**Teks yang diberikan:**
3. Rasa sakit yang hebat.
4. Bila mencurigakan adanya perubahan kearah keganasan (karsinoma
Epidermoid).
Luka dapat ditutup rapat untuk menutup rongga mati (dead space) atau
dipasang tampon agar dapat diisi oleh jaringan granulasi atau dilakukan
grafting dikemudian hari. Dapat dipasang drainase berpengisap untuk
mengontrol hematoma dan mebuang debris. Dapat diberikan irigasi larutan
salin normal selama 7 sampai 8 hari. Dapat terjadi infeksi samping dengan
pemberian irigasi ini (Canale, 2007)
Rongga yang didebridemen dapat diisi dengan graft tulang kanselus untuk
merangsang penyembuhan. Pada defek yang sangat besar, rongga dapat diisi
dengan transfer tulang berpembuluh darah atau flup otot (dimana suatu otot
18
diambil dari jaringan sekitarnya namun dengan pembuluh darah yang utuh).
Teknik bedah mikro ini akan meningkatkan asupan darah; perbaikan asupan
darah kemudian akan memungkinkan penyembuhan tulang dan eradikasi
infeksi. Prosedur bedah ini dapat dilakukan secara bertahap untuk
menyakinkan penyembuhan. Debridemen bedah dapat melemahkan tulang,
kemudian memerlukan stabilisasi atau penyokong dengan fiksasi interna
atau alat penyokong eksterna untuk mencegah terjadinya patah tulang. Saat
yang terbaik untuk melakukan tindakan pembedahan adalah bila involukrum
telah cukup kuat; mencegah terjadinya fraktur pasca pembedahan (Canale,
2007)
Kegagalan pemberian antibiotika dapat disebabkan oleh (Hidiyaningsih,
2012):
1. Pemberian antibiotik yang tidak cocok dengan mikroorganisme
penyebabnya
2. Dosis yang tidak adekuat
3. Lama pemberian tidak cukup
4. Timbulnya resistensi
5. Kesalahan hasil biakan
6. Pemberian pengobatan suportif yang buruk
7. Kesalahan diagnostik
8. Pada pasien yang imunokempremaise
10. Komplikasi
Komplikasi dari osteomielitis antara lain (Anonim, 2012) :
1. Kematian tulang (osteonekrosis)
Infeksi pada tulang dapat menghambat sirkulasi darah dalam tulang,
menyebabkan kematian tulang. Jika terjadi nekrosis pada area yang luas,
kemungkinan harus diamputasi untuk mencegah terjadinya penyebaran
infeksi.

**Isi data:**
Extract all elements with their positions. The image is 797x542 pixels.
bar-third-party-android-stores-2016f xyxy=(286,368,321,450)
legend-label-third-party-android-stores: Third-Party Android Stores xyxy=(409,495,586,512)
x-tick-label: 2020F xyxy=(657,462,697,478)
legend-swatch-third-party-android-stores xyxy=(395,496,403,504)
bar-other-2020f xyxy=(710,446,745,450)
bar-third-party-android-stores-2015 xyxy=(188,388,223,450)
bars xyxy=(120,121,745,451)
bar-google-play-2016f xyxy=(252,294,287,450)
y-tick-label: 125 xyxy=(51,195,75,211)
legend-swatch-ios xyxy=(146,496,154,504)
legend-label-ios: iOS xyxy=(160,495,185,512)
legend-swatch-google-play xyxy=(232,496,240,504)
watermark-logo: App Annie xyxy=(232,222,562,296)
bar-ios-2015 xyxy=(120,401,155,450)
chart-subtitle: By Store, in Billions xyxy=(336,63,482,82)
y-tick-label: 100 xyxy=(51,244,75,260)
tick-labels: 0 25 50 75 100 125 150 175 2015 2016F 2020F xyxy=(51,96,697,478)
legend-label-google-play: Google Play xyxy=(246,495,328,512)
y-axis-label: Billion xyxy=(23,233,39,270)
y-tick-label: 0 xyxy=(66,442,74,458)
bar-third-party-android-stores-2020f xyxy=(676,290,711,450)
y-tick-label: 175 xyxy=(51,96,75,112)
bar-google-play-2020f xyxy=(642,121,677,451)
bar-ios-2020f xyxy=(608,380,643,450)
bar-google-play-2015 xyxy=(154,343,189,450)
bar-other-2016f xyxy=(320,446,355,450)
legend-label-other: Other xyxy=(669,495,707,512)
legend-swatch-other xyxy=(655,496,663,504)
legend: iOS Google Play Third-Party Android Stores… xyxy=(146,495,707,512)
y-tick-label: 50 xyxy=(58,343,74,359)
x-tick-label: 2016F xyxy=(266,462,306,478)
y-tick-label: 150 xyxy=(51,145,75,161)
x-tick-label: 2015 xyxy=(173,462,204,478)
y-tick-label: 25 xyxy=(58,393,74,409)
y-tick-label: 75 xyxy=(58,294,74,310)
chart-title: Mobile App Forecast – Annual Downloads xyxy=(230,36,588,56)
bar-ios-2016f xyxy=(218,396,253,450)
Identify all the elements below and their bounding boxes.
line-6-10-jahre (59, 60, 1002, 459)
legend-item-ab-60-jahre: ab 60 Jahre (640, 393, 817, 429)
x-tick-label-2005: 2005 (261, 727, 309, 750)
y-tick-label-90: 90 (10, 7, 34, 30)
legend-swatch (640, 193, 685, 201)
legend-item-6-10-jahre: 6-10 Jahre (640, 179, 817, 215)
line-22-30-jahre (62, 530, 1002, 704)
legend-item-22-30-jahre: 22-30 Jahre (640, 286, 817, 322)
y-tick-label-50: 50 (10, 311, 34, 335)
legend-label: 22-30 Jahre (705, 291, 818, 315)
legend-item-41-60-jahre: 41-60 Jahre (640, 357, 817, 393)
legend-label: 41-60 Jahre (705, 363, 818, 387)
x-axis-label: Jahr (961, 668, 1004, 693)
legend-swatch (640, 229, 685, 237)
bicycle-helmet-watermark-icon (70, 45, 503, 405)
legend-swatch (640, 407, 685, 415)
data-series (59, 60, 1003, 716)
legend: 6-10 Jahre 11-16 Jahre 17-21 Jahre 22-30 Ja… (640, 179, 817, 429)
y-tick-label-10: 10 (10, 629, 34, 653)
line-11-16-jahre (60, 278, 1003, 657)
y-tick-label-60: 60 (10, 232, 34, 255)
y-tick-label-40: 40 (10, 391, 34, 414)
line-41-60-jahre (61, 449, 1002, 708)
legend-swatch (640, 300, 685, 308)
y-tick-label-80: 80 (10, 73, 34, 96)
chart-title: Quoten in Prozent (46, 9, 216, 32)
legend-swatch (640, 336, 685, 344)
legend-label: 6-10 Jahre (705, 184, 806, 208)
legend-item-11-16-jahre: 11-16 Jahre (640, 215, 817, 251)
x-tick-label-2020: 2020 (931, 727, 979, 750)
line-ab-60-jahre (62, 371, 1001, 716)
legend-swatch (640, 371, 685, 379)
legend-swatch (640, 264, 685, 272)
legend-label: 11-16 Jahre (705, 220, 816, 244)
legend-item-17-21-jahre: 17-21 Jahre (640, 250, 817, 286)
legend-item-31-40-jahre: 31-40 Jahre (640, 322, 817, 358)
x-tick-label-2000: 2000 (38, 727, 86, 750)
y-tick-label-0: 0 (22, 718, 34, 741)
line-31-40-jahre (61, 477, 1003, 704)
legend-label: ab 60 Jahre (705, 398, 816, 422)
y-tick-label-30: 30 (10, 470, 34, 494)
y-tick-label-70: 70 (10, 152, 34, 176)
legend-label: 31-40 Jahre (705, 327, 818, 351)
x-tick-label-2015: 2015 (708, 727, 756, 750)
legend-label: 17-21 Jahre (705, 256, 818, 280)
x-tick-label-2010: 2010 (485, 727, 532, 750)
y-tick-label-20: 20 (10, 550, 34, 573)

**Tugas yang dikerjakan:**
- a) Menurut teks tentang osteomielitis, kapan saat terbaik untuk melakukan tindakan pembedahan?
- b) Ketik ulang bagian teks tentang osteomielitis, mulai dari "3. Rasa sakit" dan terus hingga "darah yang utuh).".
Baris-baris data tersebut merupakan bahan yang terpisah dari teks.

**Jawaban atas tugas:**
- a) Saat terbaik adalah bila involukrum telah cukup kuat.

- b)
3. Rasa sakit yang hebat.
4. Bila mencurigakan adanya perubahan kearah keganasan (karsinoma
Epidermoid).
Luka dapat ditutup rapat untuk menutup rongga mati (dead space) atau
dipasang tampon agar dapat diisi oleh jaringan granulasi atau dilakukan
grafting dikemudian hari. Dapat dipasang drainase berpengisap untuk
mengontrol hematoma dan mebuang debris. Dapat diberikan irigasi larutan
salin normal selama 7 sampai 8 hari. Dapat terjadi infeksi samping dengan
pemberian irigasi ini (Canale, 2007)
Rongga yang didebridemen dapat diisi dengan graft tulang kanselus untuk
merangsang penyembuhan. Pada defek yang sangat besar, rongga dapat diisi
dengan transfer tulang berpembuluh darah atau flup otot (dimana suatu otot
18
diambil dari jaringan sekitarnya namun dengan pembuluh darah yang utuh).